──────── Dataset excerpts

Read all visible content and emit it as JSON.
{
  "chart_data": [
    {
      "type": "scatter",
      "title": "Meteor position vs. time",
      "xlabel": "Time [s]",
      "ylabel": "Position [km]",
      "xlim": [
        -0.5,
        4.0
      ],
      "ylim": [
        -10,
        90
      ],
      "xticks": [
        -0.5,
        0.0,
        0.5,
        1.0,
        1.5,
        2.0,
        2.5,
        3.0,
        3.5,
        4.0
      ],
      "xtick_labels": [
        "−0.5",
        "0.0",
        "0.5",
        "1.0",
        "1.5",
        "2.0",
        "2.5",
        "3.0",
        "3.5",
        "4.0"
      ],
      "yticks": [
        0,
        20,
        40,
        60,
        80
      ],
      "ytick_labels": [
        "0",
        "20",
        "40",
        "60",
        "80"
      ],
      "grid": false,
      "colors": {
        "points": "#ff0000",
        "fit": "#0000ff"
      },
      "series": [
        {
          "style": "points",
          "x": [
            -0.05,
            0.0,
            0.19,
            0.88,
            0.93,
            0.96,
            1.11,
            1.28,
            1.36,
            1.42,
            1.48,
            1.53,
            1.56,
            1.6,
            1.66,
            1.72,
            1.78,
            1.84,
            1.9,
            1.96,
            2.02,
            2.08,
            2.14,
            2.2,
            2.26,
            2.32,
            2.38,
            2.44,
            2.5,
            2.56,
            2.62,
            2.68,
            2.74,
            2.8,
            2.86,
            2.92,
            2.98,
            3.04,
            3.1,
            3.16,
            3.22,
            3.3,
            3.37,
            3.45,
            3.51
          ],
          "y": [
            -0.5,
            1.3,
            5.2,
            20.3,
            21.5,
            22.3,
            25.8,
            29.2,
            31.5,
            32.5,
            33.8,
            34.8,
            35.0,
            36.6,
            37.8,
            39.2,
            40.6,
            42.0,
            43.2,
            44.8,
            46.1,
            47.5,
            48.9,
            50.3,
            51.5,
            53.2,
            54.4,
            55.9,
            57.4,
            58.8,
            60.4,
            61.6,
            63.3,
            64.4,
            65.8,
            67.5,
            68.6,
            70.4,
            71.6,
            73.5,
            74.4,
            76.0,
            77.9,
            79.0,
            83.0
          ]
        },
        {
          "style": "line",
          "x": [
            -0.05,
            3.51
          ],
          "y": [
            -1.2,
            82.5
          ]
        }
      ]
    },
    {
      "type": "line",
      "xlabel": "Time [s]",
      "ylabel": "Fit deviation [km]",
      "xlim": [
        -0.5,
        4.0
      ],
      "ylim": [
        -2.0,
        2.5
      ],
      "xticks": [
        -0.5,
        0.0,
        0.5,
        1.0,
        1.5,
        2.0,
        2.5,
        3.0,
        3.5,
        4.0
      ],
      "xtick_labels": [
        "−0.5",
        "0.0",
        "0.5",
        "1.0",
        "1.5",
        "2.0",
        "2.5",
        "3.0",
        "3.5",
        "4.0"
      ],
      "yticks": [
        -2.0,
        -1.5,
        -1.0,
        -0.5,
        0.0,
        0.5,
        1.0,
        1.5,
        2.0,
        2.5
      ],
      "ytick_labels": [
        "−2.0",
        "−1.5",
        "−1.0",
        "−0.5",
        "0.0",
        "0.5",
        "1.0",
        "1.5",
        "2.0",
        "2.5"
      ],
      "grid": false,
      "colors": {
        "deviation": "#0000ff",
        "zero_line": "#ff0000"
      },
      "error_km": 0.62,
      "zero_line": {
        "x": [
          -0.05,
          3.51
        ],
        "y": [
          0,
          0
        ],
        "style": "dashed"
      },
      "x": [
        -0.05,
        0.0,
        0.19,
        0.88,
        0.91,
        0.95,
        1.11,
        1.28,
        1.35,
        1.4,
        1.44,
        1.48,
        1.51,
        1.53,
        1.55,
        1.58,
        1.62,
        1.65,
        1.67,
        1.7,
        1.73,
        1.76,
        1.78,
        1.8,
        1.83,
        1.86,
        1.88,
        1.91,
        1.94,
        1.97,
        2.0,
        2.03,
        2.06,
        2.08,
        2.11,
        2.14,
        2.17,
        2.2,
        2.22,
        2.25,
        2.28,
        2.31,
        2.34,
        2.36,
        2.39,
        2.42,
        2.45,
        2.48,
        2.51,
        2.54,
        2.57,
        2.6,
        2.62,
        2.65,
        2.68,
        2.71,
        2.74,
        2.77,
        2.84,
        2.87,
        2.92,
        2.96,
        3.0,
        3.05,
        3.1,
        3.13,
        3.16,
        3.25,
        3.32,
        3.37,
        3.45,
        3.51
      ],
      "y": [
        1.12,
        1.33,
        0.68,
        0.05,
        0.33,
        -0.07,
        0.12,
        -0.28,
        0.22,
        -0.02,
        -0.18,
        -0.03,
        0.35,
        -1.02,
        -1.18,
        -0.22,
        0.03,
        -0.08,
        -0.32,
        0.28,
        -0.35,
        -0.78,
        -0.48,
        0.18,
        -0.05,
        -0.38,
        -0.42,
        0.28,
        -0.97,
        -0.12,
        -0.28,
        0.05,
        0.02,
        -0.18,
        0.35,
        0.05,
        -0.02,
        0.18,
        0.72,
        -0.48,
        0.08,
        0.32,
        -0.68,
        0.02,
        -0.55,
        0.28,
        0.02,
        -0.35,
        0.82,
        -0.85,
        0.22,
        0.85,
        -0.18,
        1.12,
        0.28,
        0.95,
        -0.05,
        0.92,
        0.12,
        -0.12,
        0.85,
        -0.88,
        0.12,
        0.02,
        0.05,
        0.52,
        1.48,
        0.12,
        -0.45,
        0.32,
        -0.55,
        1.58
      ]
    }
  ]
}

────────────────

*Written exercise*.
Write the data from above out again, exactly.

*Exercise response*.
Read all visible content and emit it as JSON.
{
  "chart_data": [
    {
      "type": "scatter",
      "title": "Meteor position vs. time",
      "xlabel": "Time [s]",
      "ylabel": "Position [km]",
      "xlim": [
        -0.5,
        4.0
      ],
      "ylim": [
        -10,
        90
      ],
      "xticks": [
        -0.5,
        0.0,
        0.5,
        1.0,
        1.5,
        2.0,
        2.5,
        3.0,
        3.5,
        4.0
      ],
      "xtick_labels": [
        "−0.5",
        "0.0",
        "0.5",
        "1.0",
        "1.5",
        "2.0",
        "2.5",
        "3.0",
        "3.5",
        "4.0"
      ],
      "yticks": [
        0,
        20,
        40,
        60,
        80
      ],
      "ytick_labels": [
        "0",
        "20",
        "40",
        "60",
        "80"
      ],
      "grid": false,
      "colors": {
        "points": "#ff0000",
        "fit": "#0000ff"
      },
      "series": [
        {
          "style": "points",
          "x": [
            -0.05,
            0.0,
            0.19,
            0.88,
            0.93,
            0.96,
            1.11,
            1.28,
            1.36,
            1.42,
            1.48,
            1.53,
            1.56,
            1.6,
            1.66,
            1.72,
            1.78,
            1.84,
            1.9,
            1.96,
            2.02,
            2.08,
            2.14,
            2.2,
            2.26,
            2.32,
            2.38,
            2.44,
            2.5,
            2.56,
            2.62,
            2.68,
            2.74,
            2.8,
            2.86,
            2.92,
            2.98,
            3.04,
            3.1,
            3.16,
            3.22,
            3.3,
            3.37,
            3.45,
            3.51
          ],
          "y": [
            -0.5,
            1.3,
            5.2,
            20.3,
            21.5,
            22.3,
            25.8,
            29.2,
            31.5,
            32.5,
            33.8,
            34.8,
            35.0,
            36.6,
            37.8,
            39.2,
            40.6,
            42.0,
            43.2,
            44.8,
            46.1,
            47.5,
            48.9,
            50.3,
            51.5,
            53.2,
            54.4,
            55.9,
            57.4,
            58.8,
            60.4,
            61.6,
            63.3,
            64.4,
            65.8,
            67.5,
            68.6,
            70.4,
            71.6,
            73.5,
            74.4,
            76.0,
            77.9,
            79.0,
            83.0
          ]
        },
        {
          "style": "line",
          "x": [
            -0.05,
            3.51
          ],
          "y": [
            -1.2,
            82.5
          ]
        }
      ]
    },
    {
      "type": "line",
      "xlabel": "Time [s]",
      "ylabel": "Fit deviation [km]",
      "xlim": [
        -0.5,
        4.0
      ],
      "ylim": [
        -2.0,
        2.5
      ],
      "xticks": [
        -0.5,
        0.0,
        0.5,
        1.0,
        1.5,
        2.0,
        2.5,
        3.0,
        3.5,
        4.0
      ],
      "xtick_labels": [
        "−0.5",
        "0.0",
        "0.5",
        "1.0",
        "1.5",
        "2.0",
        "2.5",
        "3.0",
        "3.5",
        "4.0"
      ],
      "yticks": [
        -2.0,
        -1.5,
        -1.0,
        -0.5,
        0.0,
        0.5,
        1.0,
        1.5,
        2.0,
        2.5
      ],
      "ytick_labels": [
        "−2.0",
        "−1.5",
        "−1.0",
        "−0.5",
        "0.0",
        "0.5",
        "1.0",
        "1.5",
        "2.0",
        "2.5"
      ],
      "grid": false,
      "colors": {
        "deviation": "#0000ff",
        "zero_line": "#ff0000"
      },
      "error_km": 0.62,
      "zero_line": {
        "x": [
          -0.05,
          3.51
        ],
        "y": [
          0,
          0
        ],
        "style": "dashed"
      },
      "x": [
        -0.05,
        0.0,
        0.19,
        0.88,
        0.91,
        0.95,
        1.11,
        1.28,
        1.35,
        1.4,
        1.44,
        1.48,
        1.51,
        1.53,
        1.55,
        1.58,
        1.62,
        1.65,
        1.67,
        1.7,
        1.73,
        1.76,
        1.78,
        1.8,
        1.83,
        1.86,
        1.88,
        1.91,
        1.94,
        1.97,
        2.0,
        2.03,
        2.06,
        2.08,
        2.11,
        2.14,
        2.17,
        2.2,
        2.22,
        2.25,
        2.28,
        2.31,
        2.34,
        2.36,
        2.39,
        2.42,
        2.45,
        2.48,
        2.51,
        2.54,
        2.57,
        2.6,
        2.62,
        2.65,
        2.68,
        2.71,
        2.74,
        2.77,
        2.84,
        2.87,
        2.92,
        2.96,
        3.0,
        3.05,
        3.1,
        3.13,
        3.16,
        3.25,
        3.32,
        3.37,
        3.45,
        3.51
      ],
      "y": [
        1.12,
        1.33,
        0.68,
        0.05,
        0.33,
        -0.07,
        0.12,
        -0.28,
        0.22,
        -0.02,
        -0.18,
        -0.03,
        0.35,
        -1.02,
        -1.18,
        -0.22,
        0.03,
        -0.08,
        -0.32,
        0.28,
        -0.35,
        -0.78,
        -0.48,
        0.18,
        -0.05,
        -0.38,
        -0.42,
        0.28,
        -0.97,
        -0.12,
        -0.28,
        0.05,
        0.02,
        -0.18,
        0.35,
        0.05,
        -0.02,
        0.18,
        0.72,
        -0.48,
        0.08,
        0.32,
        -0.68,
        0.02,
        -0.55,
        0.28,
        0.02,
        -0.35,
        0.82,
        -0.85,
        0.22,
        0.85,
        -0.18,
        1.12,
        0.28,
        0.95,
        -0.05,
        0.92,
        0.12,
        -0.12,
        0.85,
        -0.88,
        0.12,
        0.02,
        0.05,
        0.52,
        1.48,
        0.12,
        -0.45,
        0.32,
        -0.55,
        1.58
      ]
    }
  ]
}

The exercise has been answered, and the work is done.